(Material provided):
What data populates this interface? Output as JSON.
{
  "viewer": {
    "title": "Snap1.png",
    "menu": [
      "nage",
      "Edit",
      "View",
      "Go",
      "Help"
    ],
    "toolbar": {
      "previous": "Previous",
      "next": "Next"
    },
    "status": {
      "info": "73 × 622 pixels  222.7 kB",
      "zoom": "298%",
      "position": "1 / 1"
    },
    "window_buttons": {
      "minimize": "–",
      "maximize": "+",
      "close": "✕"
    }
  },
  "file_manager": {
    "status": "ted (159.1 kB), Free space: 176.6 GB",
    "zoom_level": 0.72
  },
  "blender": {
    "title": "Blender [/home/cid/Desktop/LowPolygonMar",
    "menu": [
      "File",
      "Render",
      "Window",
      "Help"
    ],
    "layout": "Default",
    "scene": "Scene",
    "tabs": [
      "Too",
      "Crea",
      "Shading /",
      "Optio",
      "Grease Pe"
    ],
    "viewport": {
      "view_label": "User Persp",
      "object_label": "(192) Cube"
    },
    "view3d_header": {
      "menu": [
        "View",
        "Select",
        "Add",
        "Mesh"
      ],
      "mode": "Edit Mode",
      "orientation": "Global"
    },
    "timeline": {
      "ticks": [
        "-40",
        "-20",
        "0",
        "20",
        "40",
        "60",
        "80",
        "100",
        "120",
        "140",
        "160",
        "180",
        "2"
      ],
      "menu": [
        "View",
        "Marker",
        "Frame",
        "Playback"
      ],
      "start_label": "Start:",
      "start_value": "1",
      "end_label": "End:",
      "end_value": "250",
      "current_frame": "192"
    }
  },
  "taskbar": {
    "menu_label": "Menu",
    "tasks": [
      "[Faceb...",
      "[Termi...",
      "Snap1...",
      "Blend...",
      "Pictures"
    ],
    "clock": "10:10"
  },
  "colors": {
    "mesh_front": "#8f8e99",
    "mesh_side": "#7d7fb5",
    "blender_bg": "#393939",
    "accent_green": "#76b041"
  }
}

(The task): Every line that holds the word "title" should be extracted.

(Solved exercise):
    "title": "Snap1.png",
    "title": "Blender [/home/cid/Desktop/LowPolygonMar",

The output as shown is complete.